START Source data

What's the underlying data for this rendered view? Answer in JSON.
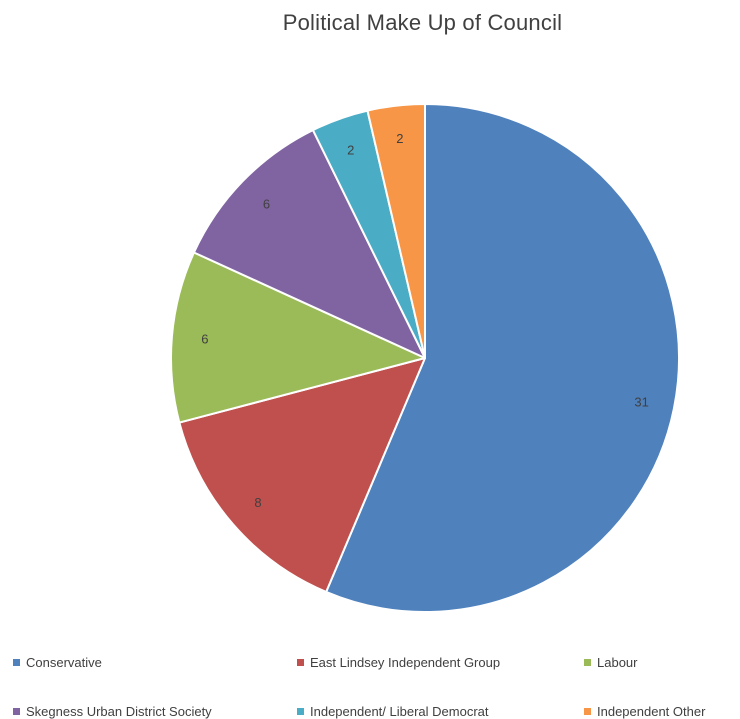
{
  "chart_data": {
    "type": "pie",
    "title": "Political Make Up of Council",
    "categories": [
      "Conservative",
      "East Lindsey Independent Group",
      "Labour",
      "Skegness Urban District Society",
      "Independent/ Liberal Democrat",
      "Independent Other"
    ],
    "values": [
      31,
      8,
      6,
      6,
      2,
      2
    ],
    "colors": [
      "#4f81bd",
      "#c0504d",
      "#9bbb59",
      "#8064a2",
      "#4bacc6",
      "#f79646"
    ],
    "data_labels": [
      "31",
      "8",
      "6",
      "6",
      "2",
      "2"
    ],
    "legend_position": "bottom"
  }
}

END Source data

Task details: Pictures are to be left out; repeat all the remaining data exactly.

Response for this exercise:
What's the underlying data for this rendered view? Answer in JSON.
{
  "chart_data": {
    "type": "pie",
    "title": "Political Make Up of Council",
    "categories": [
      "Conservative",
      "East Lindsey Independent Group",
      "Labour",
      "Skegness Urban District Society",
      "Independent/ Liberal Democrat",
      "Independent Other"
    ],
    "values": [
      31,
      8,
      6,
      6,
      2,
      2
    ],
    "colors": [
      "#4f81bd",
      "#c0504d",
      "#9bbb59",
      "#8064a2",
      "#4bacc6",
      "#f79646"
    ],
    "data_labels": [
      "31",
      "8",
      "6",
      "6",
      "2",
      "2"
    ],
    "legend_position": "bottom"
  }
}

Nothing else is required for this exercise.